AIM OF THE EXERCISE:
Return every record verbatim.

ENTRIES PROVIDED:
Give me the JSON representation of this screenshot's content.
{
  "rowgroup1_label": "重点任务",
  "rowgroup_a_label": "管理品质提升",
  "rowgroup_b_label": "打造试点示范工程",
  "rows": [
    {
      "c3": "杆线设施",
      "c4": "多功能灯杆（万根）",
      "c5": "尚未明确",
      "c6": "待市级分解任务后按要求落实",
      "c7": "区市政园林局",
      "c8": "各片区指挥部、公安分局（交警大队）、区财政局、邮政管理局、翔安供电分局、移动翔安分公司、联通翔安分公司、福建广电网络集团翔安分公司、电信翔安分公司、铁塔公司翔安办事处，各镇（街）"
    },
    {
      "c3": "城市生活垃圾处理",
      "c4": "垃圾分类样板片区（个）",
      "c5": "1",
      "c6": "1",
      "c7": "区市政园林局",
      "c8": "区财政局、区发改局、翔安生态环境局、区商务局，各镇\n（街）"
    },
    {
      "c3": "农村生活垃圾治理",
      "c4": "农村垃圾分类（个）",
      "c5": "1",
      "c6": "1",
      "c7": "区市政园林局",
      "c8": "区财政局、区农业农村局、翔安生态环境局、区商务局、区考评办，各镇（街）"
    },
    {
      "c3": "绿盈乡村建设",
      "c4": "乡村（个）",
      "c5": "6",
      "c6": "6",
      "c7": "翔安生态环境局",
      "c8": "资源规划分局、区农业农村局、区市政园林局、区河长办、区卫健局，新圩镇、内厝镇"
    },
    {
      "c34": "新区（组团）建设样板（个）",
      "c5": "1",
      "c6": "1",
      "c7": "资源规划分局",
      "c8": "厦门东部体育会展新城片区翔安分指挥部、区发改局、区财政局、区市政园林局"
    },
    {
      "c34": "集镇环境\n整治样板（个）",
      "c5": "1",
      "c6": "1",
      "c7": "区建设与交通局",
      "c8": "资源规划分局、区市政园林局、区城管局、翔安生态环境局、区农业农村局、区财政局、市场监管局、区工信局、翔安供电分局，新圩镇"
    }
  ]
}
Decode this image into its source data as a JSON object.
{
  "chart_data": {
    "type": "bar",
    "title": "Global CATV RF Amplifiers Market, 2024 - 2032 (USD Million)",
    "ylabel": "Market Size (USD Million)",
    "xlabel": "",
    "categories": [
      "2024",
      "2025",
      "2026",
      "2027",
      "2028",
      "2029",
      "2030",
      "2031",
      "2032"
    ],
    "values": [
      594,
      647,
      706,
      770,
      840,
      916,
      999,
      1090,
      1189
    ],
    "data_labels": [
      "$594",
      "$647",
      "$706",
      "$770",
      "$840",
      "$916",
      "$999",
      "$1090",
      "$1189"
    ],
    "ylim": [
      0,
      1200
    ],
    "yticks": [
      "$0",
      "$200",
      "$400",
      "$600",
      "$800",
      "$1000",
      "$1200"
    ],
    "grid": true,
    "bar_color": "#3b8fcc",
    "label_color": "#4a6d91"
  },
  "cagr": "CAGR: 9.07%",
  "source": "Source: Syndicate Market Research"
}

TASK RESULT:
Give me the JSON representation of this screenshot's content.
{
  "rowgroup1_label": "重点任务",
  "rowgroup_a_label": "管理品质提升",
  "rowgroup_b_label": "打造试点示范工程",
  "rows": [
    {
      "c3": "杆线设施",
      "c4": "多功能灯杆（万根）",
      "c5": "尚未明确",
      "c6": "待市级分解任务后按要求落实",
      "c7": "区市政园林局",
      "c8": "各片区指挥部、公安分局（交警大队）、区财政局、邮政管理局、翔安供电分局、移动翔安分公司、联通翔安分公司、福建广电网络集团翔安分公司、电信翔安分公司、铁塔公司翔安办事处，各镇（街）"
    },
    {
      "c3": "城市生活垃圾处理",
      "c4": "垃圾分类样板片区（个）",
      "c5": "1",
      "c6": "1",
      "c7": "区市政园林局",
      "c8": "区财政局、区发改局、翔安生态环境局、区商务局，各镇\n（街）"
    },
    {
      "c3": "农村生活垃圾治理",
      "c4": "农村垃圾分类（个）",
      "c5": "1",
      "c6": "1",
      "c7": "区市政园林局",
      "c8": "区财政局、区农业农村局、翔安生态环境局、区商务局、区考评办，各镇（街）"
    },
    {
      "c3": "绿盈乡村建设",
      "c4": "乡村（个）",
      "c5": "6",
      "c6": "6",
      "c7": "翔安生态环境局",
      "c8": "资源规划分局、区农业农村局、区市政园林局、区河长办、区卫健局，新圩镇、内厝镇"
    },
    {
      "c34": "新区（组团）建设样板（个）",
      "c5": "1",
      "c6": "1",
      "c7": "资源规划分局",
      "c8": "厦门东部体育会展新城片区翔安分指挥部、区发改局、区财政局、区市政园林局"
    },
    {
      "c34": "集镇环境\n整治样板（个）",
      "c5": "1",
      "c6": "1",
      "c7": "区建设与交通局",
      "c8": "资源规划分局、区市政园林局、区城管局、翔安生态环境局、区农业农村局、区财政局、市场监管局、区工信局、翔安供电分局，新圩镇"
    }
  ]
}
Decode this image into its source data as a JSON object.
{
  "chart_data": {
    "type": "bar",
    "title": "Global CATV RF Amplifiers Market, 2024 - 2032 (USD Million)",
    "ylabel": "Market Size (USD Million)",
    "xlabel": "",
    "categories": [
      "2024",
      "2025",
      "2026",
      "2027",
      "2028",
      "2029",
      "2030",
      "2031",
      "2032"
    ],
    "values": [
      594,
      647,
      706,
      770,
      840,
      916,
      999,
      1090,
      1189
    ],
    "data_labels": [
      "$594",
      "$647",
      "$706",
      "$770",
      "$840",
      "$916",
      "$999",
      "$1090",
      "$1189"
    ],
    "ylim": [
      0,
      1200
    ],
    "yticks": [
      "$0",
      "$200",
      "$400",
      "$600",
      "$800",
      "$1000",
      "$1200"
    ],
    "grid": true,
    "bar_color": "#3b8fcc",
    "label_color": "#4a6d91"
  },
  "cagr": "CAGR: 9.07%",
  "source": "Source: Syndicate Market Research"
}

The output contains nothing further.